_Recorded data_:
— begin —

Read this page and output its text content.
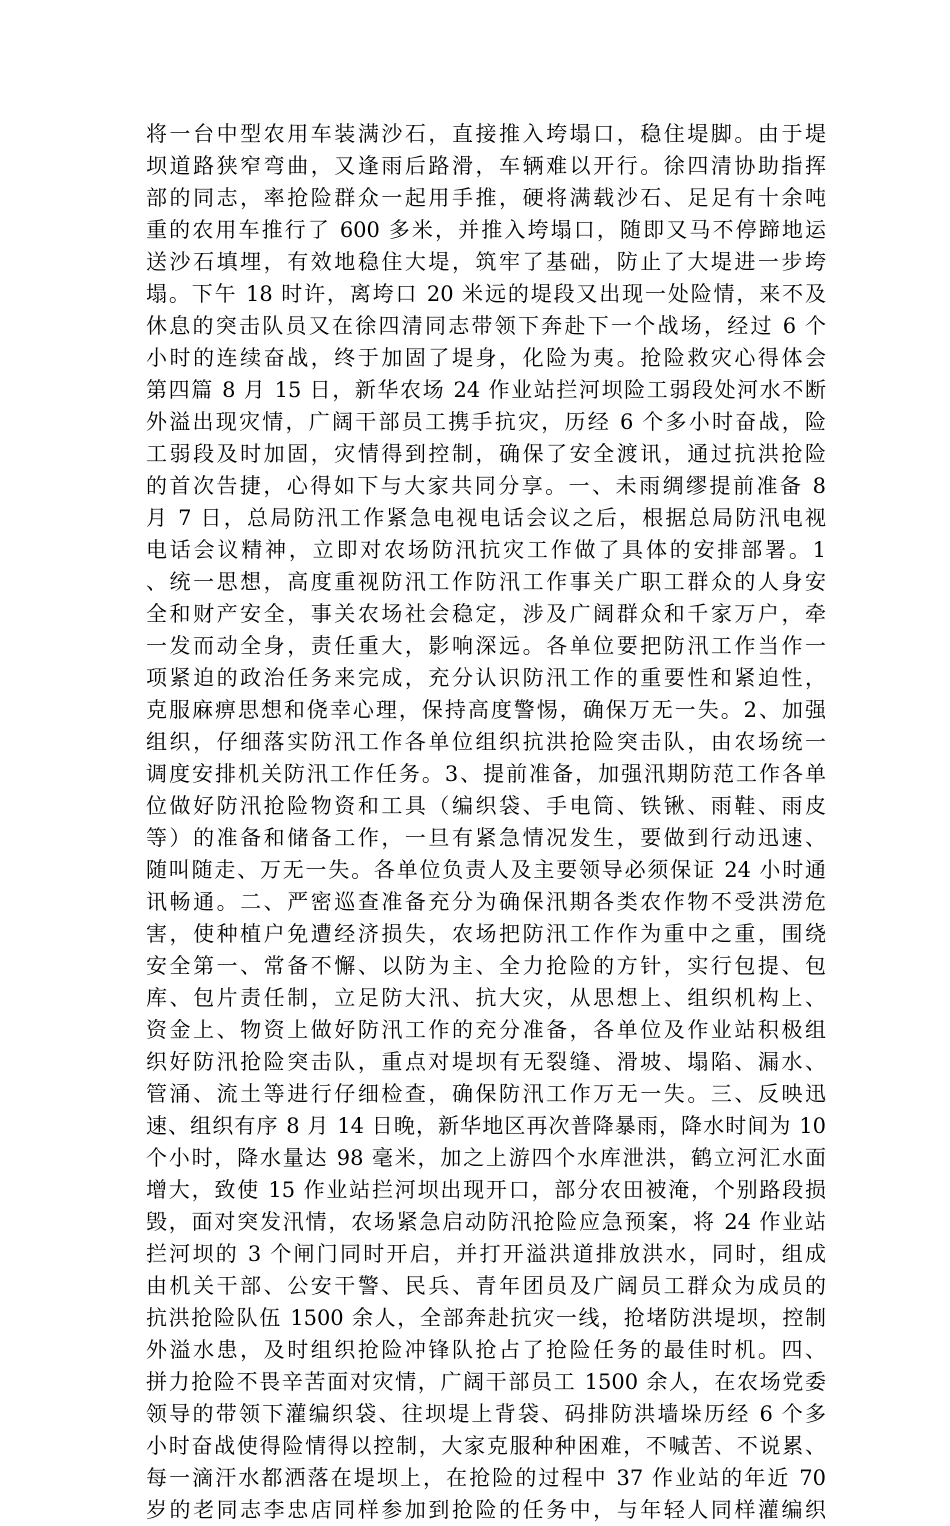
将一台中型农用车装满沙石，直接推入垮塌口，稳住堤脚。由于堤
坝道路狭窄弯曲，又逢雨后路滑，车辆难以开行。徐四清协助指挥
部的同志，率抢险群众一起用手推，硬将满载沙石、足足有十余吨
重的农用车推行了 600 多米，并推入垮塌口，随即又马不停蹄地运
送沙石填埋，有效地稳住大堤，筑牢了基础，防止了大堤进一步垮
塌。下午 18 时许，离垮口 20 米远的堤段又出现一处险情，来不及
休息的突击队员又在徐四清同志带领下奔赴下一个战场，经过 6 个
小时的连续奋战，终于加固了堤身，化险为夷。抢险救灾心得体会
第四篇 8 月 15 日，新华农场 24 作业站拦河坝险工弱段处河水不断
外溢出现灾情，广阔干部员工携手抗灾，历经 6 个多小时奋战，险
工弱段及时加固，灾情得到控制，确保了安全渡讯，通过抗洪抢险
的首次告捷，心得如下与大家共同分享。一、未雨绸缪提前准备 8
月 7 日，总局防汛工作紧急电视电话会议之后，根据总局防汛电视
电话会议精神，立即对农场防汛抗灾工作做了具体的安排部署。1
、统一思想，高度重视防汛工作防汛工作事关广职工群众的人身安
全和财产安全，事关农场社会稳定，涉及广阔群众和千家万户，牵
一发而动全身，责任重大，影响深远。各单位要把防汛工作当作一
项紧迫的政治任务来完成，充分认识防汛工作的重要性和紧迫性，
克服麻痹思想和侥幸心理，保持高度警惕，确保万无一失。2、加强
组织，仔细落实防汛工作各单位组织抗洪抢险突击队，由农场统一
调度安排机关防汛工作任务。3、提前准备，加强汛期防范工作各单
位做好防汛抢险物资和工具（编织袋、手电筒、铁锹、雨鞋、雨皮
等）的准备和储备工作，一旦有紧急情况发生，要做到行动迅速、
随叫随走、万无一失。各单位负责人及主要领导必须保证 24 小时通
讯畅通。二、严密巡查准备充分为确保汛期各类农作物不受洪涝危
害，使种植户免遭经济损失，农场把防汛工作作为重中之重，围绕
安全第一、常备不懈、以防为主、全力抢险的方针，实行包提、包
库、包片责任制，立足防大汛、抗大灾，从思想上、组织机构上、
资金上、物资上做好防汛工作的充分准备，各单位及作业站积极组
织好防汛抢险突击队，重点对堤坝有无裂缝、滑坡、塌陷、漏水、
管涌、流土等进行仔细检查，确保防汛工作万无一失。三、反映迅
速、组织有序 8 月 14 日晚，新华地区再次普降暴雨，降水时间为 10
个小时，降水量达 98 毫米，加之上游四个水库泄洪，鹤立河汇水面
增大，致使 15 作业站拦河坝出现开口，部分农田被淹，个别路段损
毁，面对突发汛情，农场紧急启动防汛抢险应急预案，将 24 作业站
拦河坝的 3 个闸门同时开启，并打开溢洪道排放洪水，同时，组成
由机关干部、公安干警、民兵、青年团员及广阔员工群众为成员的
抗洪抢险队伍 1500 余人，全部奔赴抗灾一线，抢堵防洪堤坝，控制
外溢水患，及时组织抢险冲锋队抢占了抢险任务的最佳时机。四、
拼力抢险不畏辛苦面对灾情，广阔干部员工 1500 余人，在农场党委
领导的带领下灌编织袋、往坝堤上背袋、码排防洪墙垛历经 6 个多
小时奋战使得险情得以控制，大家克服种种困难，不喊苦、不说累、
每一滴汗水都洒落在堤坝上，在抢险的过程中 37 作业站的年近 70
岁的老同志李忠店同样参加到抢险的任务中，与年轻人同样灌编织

— end —

_Direction_:
Every line of text is to be repeated exactly; pictures are left out.

_Correct response_:
Read this page and output its text content.
将一台中型农用车装满沙石，直接推入垮塌口，稳住堤脚。由于堤
坝道路狭窄弯曲，又逢雨后路滑，车辆难以开行。徐四清协助指挥
部的同志，率抢险群众一起用手推，硬将满载沙石、足足有十余吨
重的农用车推行了 600 多米，并推入垮塌口，随即又马不停蹄地运
送沙石填埋，有效地稳住大堤，筑牢了基础，防止了大堤进一步垮
塌。下午 18 时许，离垮口 20 米远的堤段又出现一处险情，来不及
休息的突击队员又在徐四清同志带领下奔赴下一个战场，经过 6 个
小时的连续奋战，终于加固了堤身，化险为夷。抢险救灾心得体会
第四篇 8 月 15 日，新华农场 24 作业站拦河坝险工弱段处河水不断
外溢出现灾情，广阔干部员工携手抗灾，历经 6 个多小时奋战，险
工弱段及时加固，灾情得到控制，确保了安全渡讯，通过抗洪抢险
的首次告捷，心得如下与大家共同分享。一、未雨绸缪提前准备 8
月 7 日，总局防汛工作紧急电视电话会议之后，根据总局防汛电视
电话会议精神，立即对农场防汛抗灾工作做了具体的安排部署。1
、统一思想，高度重视防汛工作防汛工作事关广职工群众的人身安
全和财产安全，事关农场社会稳定，涉及广阔群众和千家万户，牵
一发而动全身，责任重大，影响深远。各单位要把防汛工作当作一
项紧迫的政治任务来完成，充分认识防汛工作的重要性和紧迫性，
克服麻痹思想和侥幸心理，保持高度警惕，确保万无一失。2、加强
组织，仔细落实防汛工作各单位组织抗洪抢险突击队，由农场统一
调度安排机关防汛工作任务。3、提前准备，加强汛期防范工作各单
位做好防汛抢险物资和工具（编织袋、手电筒、铁锹、雨鞋、雨皮
等）的准备和储备工作，一旦有紧急情况发生，要做到行动迅速、
随叫随走、万无一失。各单位负责人及主要领导必须保证 24 小时通
讯畅通。二、严密巡查准备充分为确保汛期各类农作物不受洪涝危
害，使种植户免遭经济损失，农场把防汛工作作为重中之重，围绕
安全第一、常备不懈、以防为主、全力抢险的方针，实行包提、包
库、包片责任制，立足防大汛、抗大灾，从思想上、组织机构上、
资金上、物资上做好防汛工作的充分准备，各单位及作业站积极组
织好防汛抢险突击队，重点对堤坝有无裂缝、滑坡、塌陷、漏水、
管涌、流土等进行仔细检查，确保防汛工作万无一失。三、反映迅
速、组织有序 8 月 14 日晚，新华地区再次普降暴雨，降水时间为 10
个小时，降水量达 98 毫米，加之上游四个水库泄洪，鹤立河汇水面
增大，致使 15 作业站拦河坝出现开口，部分农田被淹，个别路段损
毁，面对突发汛情，农场紧急启动防汛抢险应急预案，将 24 作业站
拦河坝的 3 个闸门同时开启，并打开溢洪道排放洪水，同时，组成
由机关干部、公安干警、民兵、青年团员及广阔员工群众为成员的
抗洪抢险队伍 1500 余人，全部奔赴抗灾一线，抢堵防洪堤坝，控制
外溢水患，及时组织抢险冲锋队抢占了抢险任务的最佳时机。四、
拼力抢险不畏辛苦面对灾情，广阔干部员工 1500 余人，在农场党委
领导的带领下灌编织袋、往坝堤上背袋、码排防洪墙垛历经 6 个多
小时奋战使得险情得以控制，大家克服种种困难，不喊苦、不说累、
每一滴汗水都洒落在堤坝上，在抢险的过程中 37 作业站的年近 70
岁的老同志李忠店同样参加到抢险的任务中，与年轻人同样灌编织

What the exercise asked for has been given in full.